*** DATA SUPPLIED ***

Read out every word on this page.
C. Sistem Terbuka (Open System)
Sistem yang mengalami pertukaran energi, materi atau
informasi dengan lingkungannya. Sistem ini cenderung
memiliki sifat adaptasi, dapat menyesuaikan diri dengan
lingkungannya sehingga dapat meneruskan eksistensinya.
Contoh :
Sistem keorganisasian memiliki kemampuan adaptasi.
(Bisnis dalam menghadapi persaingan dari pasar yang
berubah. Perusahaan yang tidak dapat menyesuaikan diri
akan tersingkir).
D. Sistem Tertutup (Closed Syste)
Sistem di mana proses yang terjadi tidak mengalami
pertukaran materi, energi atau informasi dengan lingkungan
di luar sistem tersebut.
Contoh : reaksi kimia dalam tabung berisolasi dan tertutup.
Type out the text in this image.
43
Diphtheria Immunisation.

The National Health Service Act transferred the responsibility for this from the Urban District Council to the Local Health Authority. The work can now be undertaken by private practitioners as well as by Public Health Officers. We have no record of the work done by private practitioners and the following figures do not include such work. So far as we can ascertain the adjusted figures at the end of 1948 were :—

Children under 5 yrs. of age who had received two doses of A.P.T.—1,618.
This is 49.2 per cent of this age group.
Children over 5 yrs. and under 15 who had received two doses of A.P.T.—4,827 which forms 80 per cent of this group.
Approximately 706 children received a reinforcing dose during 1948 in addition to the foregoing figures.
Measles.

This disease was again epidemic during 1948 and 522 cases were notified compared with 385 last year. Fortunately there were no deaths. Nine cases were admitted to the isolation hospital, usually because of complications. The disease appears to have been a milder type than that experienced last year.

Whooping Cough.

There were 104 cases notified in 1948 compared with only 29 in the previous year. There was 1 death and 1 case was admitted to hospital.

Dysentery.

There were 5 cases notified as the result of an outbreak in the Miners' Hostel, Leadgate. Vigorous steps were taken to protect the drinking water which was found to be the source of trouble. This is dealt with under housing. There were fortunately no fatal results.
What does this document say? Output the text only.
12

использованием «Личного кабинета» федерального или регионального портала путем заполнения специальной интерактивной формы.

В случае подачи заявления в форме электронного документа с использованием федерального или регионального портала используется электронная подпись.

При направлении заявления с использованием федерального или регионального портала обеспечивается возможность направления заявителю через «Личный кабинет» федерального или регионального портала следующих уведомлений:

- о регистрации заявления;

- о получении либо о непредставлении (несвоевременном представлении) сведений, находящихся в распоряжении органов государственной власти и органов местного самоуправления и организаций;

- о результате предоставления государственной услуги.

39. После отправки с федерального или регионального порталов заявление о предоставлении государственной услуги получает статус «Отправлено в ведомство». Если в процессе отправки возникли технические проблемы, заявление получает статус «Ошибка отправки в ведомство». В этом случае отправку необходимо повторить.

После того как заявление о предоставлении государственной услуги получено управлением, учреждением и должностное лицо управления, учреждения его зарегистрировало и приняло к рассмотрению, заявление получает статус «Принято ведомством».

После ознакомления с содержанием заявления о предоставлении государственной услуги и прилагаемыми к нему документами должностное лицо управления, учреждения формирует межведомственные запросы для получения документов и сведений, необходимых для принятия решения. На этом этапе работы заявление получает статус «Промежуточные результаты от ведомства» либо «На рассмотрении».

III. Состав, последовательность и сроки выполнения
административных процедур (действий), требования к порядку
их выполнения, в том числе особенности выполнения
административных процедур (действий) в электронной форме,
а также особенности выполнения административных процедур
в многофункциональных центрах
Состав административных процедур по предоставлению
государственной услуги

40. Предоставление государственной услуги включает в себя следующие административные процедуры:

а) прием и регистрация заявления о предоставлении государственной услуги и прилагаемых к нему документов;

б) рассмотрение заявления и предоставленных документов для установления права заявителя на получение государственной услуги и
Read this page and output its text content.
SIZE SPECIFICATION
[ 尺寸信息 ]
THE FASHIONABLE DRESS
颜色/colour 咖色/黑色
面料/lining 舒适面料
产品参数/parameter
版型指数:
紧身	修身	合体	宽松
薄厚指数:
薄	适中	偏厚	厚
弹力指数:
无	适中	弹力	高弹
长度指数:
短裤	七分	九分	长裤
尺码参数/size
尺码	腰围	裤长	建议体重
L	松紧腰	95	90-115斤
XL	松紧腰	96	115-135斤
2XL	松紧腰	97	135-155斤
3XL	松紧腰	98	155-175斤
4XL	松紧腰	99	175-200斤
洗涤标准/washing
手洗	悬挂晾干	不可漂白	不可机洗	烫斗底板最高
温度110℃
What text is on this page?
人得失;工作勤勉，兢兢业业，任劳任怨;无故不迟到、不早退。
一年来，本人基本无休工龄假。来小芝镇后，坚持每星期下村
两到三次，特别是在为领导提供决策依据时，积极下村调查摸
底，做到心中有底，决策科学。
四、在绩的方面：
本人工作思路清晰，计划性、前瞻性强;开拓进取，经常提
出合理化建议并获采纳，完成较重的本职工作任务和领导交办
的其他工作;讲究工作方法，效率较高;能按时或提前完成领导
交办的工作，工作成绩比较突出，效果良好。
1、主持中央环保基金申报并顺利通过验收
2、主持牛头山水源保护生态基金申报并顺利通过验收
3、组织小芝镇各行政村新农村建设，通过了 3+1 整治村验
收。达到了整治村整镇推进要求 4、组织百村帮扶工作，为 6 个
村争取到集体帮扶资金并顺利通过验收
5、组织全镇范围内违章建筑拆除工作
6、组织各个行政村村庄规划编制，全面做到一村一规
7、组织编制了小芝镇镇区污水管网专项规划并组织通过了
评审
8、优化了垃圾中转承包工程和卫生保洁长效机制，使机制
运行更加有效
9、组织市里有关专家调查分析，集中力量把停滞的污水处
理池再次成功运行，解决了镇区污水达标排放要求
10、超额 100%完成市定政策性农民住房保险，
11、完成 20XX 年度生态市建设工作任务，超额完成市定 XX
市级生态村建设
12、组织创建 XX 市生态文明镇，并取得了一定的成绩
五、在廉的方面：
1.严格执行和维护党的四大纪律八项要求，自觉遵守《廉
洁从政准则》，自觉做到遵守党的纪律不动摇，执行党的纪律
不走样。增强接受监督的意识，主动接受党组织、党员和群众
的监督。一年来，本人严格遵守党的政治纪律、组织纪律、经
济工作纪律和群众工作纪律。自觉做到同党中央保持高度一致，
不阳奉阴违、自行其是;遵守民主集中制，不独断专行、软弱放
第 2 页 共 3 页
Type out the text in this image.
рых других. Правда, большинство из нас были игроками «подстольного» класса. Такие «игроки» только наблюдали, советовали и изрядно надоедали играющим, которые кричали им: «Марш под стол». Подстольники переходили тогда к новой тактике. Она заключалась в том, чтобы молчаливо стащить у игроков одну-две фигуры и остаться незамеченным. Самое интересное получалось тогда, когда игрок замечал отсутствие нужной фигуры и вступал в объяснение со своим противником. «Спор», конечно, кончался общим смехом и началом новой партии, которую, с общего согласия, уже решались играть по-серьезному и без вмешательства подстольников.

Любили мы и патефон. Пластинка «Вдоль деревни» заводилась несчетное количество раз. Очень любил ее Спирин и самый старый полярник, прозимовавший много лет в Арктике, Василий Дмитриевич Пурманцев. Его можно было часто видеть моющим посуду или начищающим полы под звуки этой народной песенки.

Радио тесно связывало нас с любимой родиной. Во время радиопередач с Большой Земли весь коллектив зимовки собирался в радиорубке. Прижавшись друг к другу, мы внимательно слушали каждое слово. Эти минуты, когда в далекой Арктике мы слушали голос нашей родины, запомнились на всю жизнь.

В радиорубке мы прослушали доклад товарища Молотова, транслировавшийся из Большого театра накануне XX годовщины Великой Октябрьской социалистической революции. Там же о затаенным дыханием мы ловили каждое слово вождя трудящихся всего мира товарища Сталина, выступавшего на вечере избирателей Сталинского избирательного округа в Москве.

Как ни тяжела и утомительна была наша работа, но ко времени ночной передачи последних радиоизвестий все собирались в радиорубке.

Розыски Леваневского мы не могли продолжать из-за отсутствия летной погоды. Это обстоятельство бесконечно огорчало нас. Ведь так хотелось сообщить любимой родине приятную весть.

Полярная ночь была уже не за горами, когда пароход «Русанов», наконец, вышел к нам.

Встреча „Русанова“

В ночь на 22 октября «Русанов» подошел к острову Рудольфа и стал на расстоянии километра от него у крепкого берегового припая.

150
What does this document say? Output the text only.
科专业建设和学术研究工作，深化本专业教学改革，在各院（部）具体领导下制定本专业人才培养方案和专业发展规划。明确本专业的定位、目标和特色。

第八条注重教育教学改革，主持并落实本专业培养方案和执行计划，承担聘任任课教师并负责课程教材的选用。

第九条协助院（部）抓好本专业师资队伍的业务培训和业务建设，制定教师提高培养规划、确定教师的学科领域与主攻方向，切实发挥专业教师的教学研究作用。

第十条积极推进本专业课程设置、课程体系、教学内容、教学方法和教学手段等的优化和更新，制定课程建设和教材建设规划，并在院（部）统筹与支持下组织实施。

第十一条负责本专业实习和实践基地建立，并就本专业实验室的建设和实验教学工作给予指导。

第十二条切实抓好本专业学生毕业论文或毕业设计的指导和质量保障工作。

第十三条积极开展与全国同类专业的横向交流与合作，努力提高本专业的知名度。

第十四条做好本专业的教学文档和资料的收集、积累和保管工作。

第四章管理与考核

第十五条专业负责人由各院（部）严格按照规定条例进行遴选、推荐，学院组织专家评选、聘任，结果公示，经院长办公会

***

▸ TASK BRIEF
The required output is the number of lines containing the word "каждое", and nothing besides.

▸ WRITTEN SOLUTION
2